**TASK TO COMPLETE**.
Every entry, from first to last, must be written out exactly.

**Records from a dataset**.
-- -- --

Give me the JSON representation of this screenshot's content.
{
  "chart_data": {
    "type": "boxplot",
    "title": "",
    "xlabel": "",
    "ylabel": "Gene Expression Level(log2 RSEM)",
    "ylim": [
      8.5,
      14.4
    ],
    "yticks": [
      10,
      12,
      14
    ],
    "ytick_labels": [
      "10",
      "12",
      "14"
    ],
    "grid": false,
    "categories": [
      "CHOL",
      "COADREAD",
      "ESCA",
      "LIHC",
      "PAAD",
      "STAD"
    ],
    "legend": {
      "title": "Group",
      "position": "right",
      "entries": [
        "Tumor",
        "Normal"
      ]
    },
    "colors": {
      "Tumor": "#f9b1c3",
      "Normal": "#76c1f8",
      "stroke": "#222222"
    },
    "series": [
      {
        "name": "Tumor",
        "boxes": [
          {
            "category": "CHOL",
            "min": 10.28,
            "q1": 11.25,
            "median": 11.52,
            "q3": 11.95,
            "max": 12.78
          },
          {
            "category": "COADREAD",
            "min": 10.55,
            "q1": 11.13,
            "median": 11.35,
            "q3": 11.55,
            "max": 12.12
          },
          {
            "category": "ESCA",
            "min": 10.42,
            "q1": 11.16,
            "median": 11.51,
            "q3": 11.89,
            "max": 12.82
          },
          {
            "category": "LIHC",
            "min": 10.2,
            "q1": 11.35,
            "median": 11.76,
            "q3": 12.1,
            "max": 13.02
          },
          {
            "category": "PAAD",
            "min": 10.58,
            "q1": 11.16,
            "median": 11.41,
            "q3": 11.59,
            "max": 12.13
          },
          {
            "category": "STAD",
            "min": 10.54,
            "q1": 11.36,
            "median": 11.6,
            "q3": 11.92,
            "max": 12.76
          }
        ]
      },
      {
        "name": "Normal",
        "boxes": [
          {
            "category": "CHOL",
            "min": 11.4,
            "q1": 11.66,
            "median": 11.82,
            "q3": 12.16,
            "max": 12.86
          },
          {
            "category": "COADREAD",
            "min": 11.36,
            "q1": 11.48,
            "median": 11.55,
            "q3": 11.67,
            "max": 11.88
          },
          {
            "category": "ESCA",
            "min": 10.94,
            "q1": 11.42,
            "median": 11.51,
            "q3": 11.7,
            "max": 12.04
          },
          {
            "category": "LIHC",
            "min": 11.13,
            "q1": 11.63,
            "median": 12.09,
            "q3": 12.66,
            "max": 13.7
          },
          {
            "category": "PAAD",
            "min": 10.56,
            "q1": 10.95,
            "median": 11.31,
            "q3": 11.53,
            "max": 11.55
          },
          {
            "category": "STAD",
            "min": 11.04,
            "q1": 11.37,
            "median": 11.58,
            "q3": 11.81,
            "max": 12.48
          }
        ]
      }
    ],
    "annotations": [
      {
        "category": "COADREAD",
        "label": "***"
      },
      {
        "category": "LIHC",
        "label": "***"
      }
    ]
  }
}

-- -- --

**SOLUTION TO THE EXERCISE**.
Give me the JSON representation of this screenshot's content.
{
  "chart_data": {
    "type": "boxplot",
    "title": "",
    "xlabel": "",
    "ylabel": "Gene Expression Level(log2 RSEM)",
    "ylim": [
      8.5,
      14.4
    ],
    "yticks": [
      10,
      12,
      14
    ],
    "ytick_labels": [
      "10",
      "12",
      "14"
    ],
    "grid": false,
    "categories": [
      "CHOL",
      "COADREAD",
      "ESCA",
      "LIHC",
      "PAAD",
      "STAD"
    ],
    "legend": {
      "title": "Group",
      "position": "right",
      "entries": [
        "Tumor",
        "Normal"
      ]
    },
    "colors": {
      "Tumor": "#f9b1c3",
      "Normal": "#76c1f8",
      "stroke": "#222222"
    },
    "series": [
      {
        "name": "Tumor",
        "boxes": [
          {
            "category": "CHOL",
            "min": 10.28,
            "q1": 11.25,
            "median": 11.52,
            "q3": 11.95,
            "max": 12.78
          },
          {
            "category": "COADREAD",
            "min": 10.55,
            "q1": 11.13,
            "median": 11.35,
            "q3": 11.55,
            "max": 12.12
          },
          {
            "category": "ESCA",
            "min": 10.42,
            "q1": 11.16,
            "median": 11.51,
            "q3": 11.89,
            "max": 12.82
          },
          {
            "category": "LIHC",
            "min": 10.2,
            "q1": 11.35,
            "median": 11.76,
            "q3": 12.1,
            "max": 13.02
          },
          {
            "category": "PAAD",
            "min": 10.58,
            "q1": 11.16,
            "median": 11.41,
            "q3": 11.59,
            "max": 12.13
          },
          {
            "category": "STAD",
            "min": 10.54,
            "q1": 11.36,
            "median": 11.6,
            "q3": 11.92,
            "max": 12.76
          }
        ]
      },
      {
        "name": "Normal",
        "boxes": [
          {
            "category": "CHOL",
            "min": 11.4,
            "q1": 11.66,
            "median": 11.82,
            "q3": 12.16,
            "max": 12.86
          },
          {
            "category": "COADREAD",
            "min": 11.36,
            "q1": 11.48,
            "median": 11.55,
            "q3": 11.67,
            "max": 11.88
          },
          {
            "category": "ESCA",
            "min": 10.94,
            "q1": 11.42,
            "median": 11.51,
            "q3": 11.7,
            "max": 12.04
          },
          {
            "category": "LIHC",
            "min": 11.13,
            "q1": 11.63,
            "median": 12.09,
            "q3": 12.66,
            "max": 13.7
          },
          {
            "category": "PAAD",
            "min": 10.56,
            "q1": 10.95,
            "median": 11.31,
            "q3": 11.53,
            "max": 11.55
          },
          {
            "category": "STAD",
            "min": 11.04,
            "q1": 11.37,
            "median": 11.58,
            "q3": 11.81,
            "max": 12.48
          }
        ]
      }
    ],
    "annotations": [
      {
        "category": "COADREAD",
        "label": "***"
      },
      {
        "category": "LIHC",
        "label": "***"
      }
    ]
  }
}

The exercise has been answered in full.